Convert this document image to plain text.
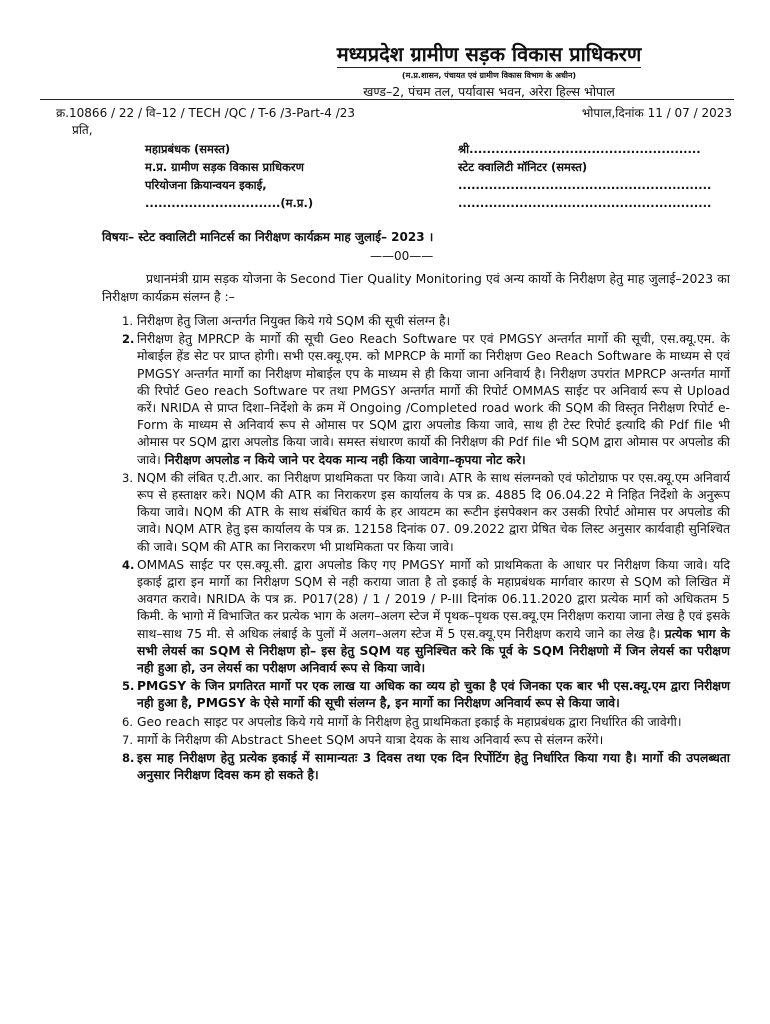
मध्यप्रदेश ग्रामीण सड़क विकास प्राधिकरण
(म.प्र.शासन, पंचायत एवं ग्रामीण विकास विभाग के अधीन)
खण्ड–2, पंचम तल, पर्यावास भवन, अरेरा हिल्स भोपाल
क्र.10866 / 22 / वि–12 / TECH /QC / T-6 /3-Part-4 /23	भोपाल,दिनांक 11 / 07 / 2023
प्रति,
महाप्रबंधक (समस्त)
म.प्र. ग्रामीण सड़क विकास प्राधिकरण
परियोजना क्रियान्वयन इकाई,
...............................(म.प्र.)
श्री.....................................................
स्टेट क्वालिटी मॉनिटर (समस्त)
..........................................................
..........................................................
विषयः– स्टेट क्वालिटी मानिटर्स का निरीक्षण कार्यक्रम माह जुलाई– 2023 ।
——00——
प्रधानमंत्री ग्राम सड़क योजना के Second Tier Quality Monitoring एवं अन्य कार्यो के निरीक्षण हेतु माह जुलाई–2023 का निरीक्षण कार्यक्रम संलग्न है :–
1. निरीक्षण हेतु जिला अन्तर्गत नियुक्त किये गये SQM की सूची संलग्न है।
2. निरीक्षण हेतु MPRCP के मार्गो की सूची Geo Reach Software पर एवं PMGSY अन्तर्गत मार्गो की सूची, एस.क्यू.एम. के मोबाईल हेंड सेट पर प्राप्त होगी। सभी एस.क्यू.एम. को MPRCP के मार्गो का निरीक्षण Geo Reach Software के माध्यम से एवं PMGSY अन्तर्गत मार्गो का निरीक्षण मोबाईल एप के माध्यम से ही किया जाना अनिवार्य है। निरीक्षण उपरांत MPRCP अन्तर्गत मार्गो की रिपोर्ट Geo reach Software पर तथा PMGSY अन्तर्गत मार्गो की रिपोर्ट OMMAS साईट पर अनिवार्य रूप से Upload करें। NRIDA से प्राप्त दिशा–निर्देशो के क्रम में Ongoing /Completed road work की SQM की विस्तृत निरीक्षण रिपोर्ट e-Form के माध्यम से अनिवार्य रूप से ओमास पर SQM द्वारा अपलोड किया जावे, साथ ही टेस्ट रिपोर्ट इत्यादि की Pdf file भी ओमास पर SQM द्वारा अपलोड किया जावे। समस्त संधारण कार्यो की निरीक्षण की Pdf file भी SQM द्वारा ओमास पर अपलोड की जावे। निरीक्षण अपलोड न किये जाने पर देयक मान्य नही किया जावेगा–कृपया नोट करे।
3. NQM की लंबित ए.टी.आर. का निरीक्षण प्राथमिकता पर किया जावे। ATR के साथ संलग्नको एवं फोटोग्राफ पर एस.क्यू.एम अनिवार्य रूप से हस्ताक्षर करे। NQM की ATR का निराकरण इस कार्यालय के पत्र क्र. 4885 दि 06.04.22 मे निहित निर्देशो के अनुरूप किया जावे। NQM की ATR के साथ संबंधित कार्य के हर आयटम का रूटीन इंसपेक्शन कर उसकी रिपोर्ट ओमास पर अपलोड की जावे। NQM ATR हेतु इस कार्यालय के पत्र क्र. 12158 दिनांक 07. 09.2022 द्वारा प्रेषित चेक लिस्ट अनुसार कार्यवाही सुनिश्चित की जावे। SQM की ATR का निराकरण भी प्राथमिकता पर किया जावे।
4. OMMAS साईट पर एस.क्यू.सी. द्वारा अपलोड किए गए PMGSY मार्गो को प्राथमिकता के आधार पर निरीक्षण किया जावे। यदि इकाई द्वारा इन मार्गो का निरीक्षण SQM से नही कराया जाता है तो इकाई के महाप्रबंधक मार्गवार कारण से SQM को लिखित में अवगत करावे। NRIDA के पत्र क्र. P017(28) / 1 / 2019 / P-III दिनांक 06.11.2020 द्वारा प्रत्येक मार्ग को अधिकतम 5 किमी. के भागो में विभाजित कर प्रत्येक भाग के अलग–अलग स्टेज में पृथक–पृथक एस.क्यू.एम निरीक्षण कराया जाना लेख है एवं इसके साथ–साथ 75 मी. से अधिक लंबाई के पुलों में अलग–अलग स्टेज में 5 एस.क्यू.एम निरीक्षण कराये जाने का लेख है। प्रत्येक भाग के सभी लेयर्स का SQM से निरीक्षण हो– इस हेतु SQM यह सुनिश्चित करे कि पूर्व के SQM निरीक्षणो में जिन लेयर्स का परीक्षण नही हुआ हो, उन लेयर्स का परीक्षण अनिवार्य रूप से किया जावे।
5. PMGSY के जिन प्रगतिरत मार्गो पर एक लाख या अधिक का व्यय हो चुका है एवं जिनका एक बार भी एस.क्यू.एम द्वारा निरीक्षण नही हुआ है, PMGSY के ऐसे मार्गो की सूची संलग्न है, इन मार्गो का निरीक्षण अनिवार्य रूप से किया जावे।
6. Geo reach साइट पर अपलोड किये गये मार्गो के निरीक्षण हेतु प्राथमिकता इकाई के महाप्रबंधक द्वारा निर्धारित की जावेगी।
7. मार्गो के निरीक्षण की Abstract Sheet SQM अपने यात्रा देयक के साथ अनिवार्य रूप से संलग्न करेंगे।
8. इस माह निरीक्षण हेतु प्रत्येक इकाई में सामान्यतः 3 दिवस तथा एक दिन रिर्पोटिंग हेतु निर्धारित किया गया है। मार्गो की उपलब्धता अनुसार निरीक्षण दिवस कम हो सकते है।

━━━━

▶ [Exercise description] The records are above. How many lines in them contain the word "reach"? Give the number alone.

▶ [Solution] 2